● Written problem
Every line that contains the word "فارس" should be copied.
◆ ◆ ◆ ◆ ◆ ◆ ◆
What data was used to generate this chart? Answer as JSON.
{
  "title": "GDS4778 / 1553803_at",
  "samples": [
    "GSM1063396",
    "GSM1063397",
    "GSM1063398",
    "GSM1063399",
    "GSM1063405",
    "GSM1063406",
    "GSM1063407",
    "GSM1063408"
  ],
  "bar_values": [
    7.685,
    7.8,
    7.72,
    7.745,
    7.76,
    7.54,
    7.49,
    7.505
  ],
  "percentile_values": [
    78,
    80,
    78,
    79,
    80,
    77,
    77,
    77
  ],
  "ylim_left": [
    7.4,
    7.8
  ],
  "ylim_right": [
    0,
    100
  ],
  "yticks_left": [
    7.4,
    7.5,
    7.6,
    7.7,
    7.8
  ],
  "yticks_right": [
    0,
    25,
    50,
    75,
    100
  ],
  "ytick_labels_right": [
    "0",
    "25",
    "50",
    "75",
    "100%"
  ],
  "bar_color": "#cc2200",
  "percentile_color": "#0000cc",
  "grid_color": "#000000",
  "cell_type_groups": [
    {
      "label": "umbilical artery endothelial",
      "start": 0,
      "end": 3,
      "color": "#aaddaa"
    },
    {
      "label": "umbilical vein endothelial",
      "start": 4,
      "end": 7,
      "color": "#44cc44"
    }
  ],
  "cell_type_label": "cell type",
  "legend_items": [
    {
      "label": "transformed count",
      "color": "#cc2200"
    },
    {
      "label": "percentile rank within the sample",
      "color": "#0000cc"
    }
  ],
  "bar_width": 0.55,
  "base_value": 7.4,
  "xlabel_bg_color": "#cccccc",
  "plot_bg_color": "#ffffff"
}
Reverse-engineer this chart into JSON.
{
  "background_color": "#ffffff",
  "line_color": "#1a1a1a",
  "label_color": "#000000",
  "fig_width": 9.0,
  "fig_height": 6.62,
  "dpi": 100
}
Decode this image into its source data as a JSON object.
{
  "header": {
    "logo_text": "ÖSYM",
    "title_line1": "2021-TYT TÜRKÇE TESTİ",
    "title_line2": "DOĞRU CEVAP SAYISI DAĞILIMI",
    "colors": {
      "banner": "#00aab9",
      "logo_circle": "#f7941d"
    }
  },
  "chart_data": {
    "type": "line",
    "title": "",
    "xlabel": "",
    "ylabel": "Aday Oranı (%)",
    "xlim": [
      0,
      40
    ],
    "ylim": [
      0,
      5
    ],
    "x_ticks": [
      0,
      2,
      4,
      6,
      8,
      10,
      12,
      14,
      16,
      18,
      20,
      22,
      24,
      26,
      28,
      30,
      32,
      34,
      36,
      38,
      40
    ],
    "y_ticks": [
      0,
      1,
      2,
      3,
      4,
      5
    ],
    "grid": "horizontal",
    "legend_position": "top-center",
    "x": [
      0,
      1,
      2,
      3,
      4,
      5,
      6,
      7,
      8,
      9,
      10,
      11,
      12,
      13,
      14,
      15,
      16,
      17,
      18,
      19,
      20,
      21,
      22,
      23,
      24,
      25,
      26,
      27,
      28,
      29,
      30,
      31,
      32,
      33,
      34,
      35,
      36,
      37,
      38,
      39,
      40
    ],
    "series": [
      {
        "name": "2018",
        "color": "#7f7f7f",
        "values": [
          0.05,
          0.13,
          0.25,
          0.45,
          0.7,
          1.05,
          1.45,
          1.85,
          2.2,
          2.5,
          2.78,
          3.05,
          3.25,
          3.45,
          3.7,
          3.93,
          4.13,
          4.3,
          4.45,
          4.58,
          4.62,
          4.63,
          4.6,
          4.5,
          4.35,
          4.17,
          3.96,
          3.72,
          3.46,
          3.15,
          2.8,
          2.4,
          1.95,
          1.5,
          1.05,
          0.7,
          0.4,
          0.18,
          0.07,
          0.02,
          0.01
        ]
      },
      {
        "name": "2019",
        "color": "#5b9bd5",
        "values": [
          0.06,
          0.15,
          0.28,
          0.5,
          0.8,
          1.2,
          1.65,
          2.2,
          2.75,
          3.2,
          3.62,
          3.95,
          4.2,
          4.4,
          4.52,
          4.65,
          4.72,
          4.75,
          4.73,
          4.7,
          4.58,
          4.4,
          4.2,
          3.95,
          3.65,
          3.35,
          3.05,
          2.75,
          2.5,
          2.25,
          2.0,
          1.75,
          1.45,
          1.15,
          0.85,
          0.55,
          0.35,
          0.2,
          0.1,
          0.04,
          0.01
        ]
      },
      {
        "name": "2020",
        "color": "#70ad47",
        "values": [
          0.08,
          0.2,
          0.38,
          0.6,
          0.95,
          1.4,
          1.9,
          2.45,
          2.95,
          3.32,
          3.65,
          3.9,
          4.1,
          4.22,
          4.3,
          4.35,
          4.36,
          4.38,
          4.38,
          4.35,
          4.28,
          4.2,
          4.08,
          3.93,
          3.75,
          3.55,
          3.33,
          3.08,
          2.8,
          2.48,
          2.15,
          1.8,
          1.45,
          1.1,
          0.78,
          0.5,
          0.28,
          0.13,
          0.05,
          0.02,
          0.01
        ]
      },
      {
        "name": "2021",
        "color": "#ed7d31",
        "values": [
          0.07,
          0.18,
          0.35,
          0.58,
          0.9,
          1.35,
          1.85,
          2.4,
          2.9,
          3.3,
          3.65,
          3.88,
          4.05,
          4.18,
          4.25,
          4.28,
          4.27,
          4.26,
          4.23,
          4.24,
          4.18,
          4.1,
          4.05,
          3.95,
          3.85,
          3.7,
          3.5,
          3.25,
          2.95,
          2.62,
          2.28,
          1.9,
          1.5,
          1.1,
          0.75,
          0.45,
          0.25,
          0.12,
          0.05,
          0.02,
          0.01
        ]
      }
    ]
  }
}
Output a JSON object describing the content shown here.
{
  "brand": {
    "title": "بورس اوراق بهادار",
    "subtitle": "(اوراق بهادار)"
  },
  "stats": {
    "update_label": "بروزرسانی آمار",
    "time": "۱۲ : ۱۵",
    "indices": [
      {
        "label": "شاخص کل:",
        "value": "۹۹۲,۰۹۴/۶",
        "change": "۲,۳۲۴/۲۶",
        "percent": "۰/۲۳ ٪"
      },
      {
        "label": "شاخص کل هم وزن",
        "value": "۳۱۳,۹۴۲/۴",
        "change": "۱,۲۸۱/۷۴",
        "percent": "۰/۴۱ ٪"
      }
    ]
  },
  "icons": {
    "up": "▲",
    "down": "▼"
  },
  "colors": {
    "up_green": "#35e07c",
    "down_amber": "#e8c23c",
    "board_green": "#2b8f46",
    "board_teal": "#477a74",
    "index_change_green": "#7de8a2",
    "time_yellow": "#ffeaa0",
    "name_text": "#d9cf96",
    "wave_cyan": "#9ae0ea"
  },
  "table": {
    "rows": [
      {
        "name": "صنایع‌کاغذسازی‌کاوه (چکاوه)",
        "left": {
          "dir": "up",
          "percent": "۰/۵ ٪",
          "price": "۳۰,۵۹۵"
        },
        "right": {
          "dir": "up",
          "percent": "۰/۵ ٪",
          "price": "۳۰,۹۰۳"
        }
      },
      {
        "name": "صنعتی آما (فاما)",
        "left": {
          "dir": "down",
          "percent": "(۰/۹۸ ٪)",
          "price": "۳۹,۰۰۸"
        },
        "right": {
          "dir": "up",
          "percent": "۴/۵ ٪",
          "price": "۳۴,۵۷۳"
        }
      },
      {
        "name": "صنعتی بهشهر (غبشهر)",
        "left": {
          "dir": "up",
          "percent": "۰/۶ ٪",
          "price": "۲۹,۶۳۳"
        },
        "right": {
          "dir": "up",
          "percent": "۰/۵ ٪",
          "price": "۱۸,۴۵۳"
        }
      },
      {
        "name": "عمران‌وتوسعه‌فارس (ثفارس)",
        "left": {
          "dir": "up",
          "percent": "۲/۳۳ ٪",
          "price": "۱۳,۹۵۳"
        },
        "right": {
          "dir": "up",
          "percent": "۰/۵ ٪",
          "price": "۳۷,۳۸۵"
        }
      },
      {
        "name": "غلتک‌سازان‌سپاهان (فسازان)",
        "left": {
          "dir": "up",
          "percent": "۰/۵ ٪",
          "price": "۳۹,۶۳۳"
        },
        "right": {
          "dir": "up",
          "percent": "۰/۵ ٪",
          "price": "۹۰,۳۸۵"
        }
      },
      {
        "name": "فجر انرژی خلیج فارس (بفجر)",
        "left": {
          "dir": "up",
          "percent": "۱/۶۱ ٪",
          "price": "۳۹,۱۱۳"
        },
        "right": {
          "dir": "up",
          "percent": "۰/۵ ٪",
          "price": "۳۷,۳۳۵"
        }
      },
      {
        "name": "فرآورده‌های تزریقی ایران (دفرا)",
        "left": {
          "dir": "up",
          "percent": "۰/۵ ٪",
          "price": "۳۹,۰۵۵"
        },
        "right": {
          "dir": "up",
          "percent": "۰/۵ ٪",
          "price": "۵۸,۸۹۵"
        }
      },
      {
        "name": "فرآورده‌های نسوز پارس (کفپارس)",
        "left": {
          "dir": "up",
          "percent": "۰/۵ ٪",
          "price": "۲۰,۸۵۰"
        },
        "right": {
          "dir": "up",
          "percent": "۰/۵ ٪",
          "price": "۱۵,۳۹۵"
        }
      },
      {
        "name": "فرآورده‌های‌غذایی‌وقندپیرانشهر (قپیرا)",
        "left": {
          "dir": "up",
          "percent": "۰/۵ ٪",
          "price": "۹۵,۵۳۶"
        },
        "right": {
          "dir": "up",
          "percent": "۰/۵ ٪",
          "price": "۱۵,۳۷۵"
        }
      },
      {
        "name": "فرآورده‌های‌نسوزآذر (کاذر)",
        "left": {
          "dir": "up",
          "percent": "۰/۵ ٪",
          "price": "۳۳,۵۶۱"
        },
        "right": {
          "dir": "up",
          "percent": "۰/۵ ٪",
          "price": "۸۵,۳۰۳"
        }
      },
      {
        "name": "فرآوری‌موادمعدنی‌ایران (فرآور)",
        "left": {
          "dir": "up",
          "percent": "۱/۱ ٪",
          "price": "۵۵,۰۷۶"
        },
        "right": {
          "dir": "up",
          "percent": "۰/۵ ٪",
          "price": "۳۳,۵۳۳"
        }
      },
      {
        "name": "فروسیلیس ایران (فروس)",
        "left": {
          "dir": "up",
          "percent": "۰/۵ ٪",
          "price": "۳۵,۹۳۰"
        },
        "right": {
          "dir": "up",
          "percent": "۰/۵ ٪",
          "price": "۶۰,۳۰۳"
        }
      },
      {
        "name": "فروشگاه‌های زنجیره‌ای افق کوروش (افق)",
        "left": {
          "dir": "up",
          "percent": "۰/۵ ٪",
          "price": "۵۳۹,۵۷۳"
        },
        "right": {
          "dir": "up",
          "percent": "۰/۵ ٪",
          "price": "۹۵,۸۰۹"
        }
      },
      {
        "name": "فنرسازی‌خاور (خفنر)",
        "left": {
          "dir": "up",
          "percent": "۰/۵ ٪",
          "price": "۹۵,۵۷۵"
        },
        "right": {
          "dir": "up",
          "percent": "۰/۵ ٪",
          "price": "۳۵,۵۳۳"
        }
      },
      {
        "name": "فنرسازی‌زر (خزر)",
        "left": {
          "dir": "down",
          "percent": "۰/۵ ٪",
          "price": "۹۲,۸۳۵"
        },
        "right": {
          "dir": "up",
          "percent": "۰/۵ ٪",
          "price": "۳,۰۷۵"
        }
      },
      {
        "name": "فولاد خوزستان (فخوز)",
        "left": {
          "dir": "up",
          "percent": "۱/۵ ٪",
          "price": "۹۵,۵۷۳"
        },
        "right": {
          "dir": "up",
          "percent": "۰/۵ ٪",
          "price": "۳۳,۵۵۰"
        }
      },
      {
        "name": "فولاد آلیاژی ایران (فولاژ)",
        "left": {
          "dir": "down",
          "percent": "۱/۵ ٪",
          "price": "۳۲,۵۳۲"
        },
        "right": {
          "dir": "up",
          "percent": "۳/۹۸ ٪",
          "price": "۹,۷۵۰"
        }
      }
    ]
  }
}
◆ ◆ ◆ ◆ ◆ ◆ ◆
● Finished answer
        "name": "عمران‌وتوسعه‌فارس (ثفارس)",
        "name": "فجر انرژی خلیج فارس (بفجر)",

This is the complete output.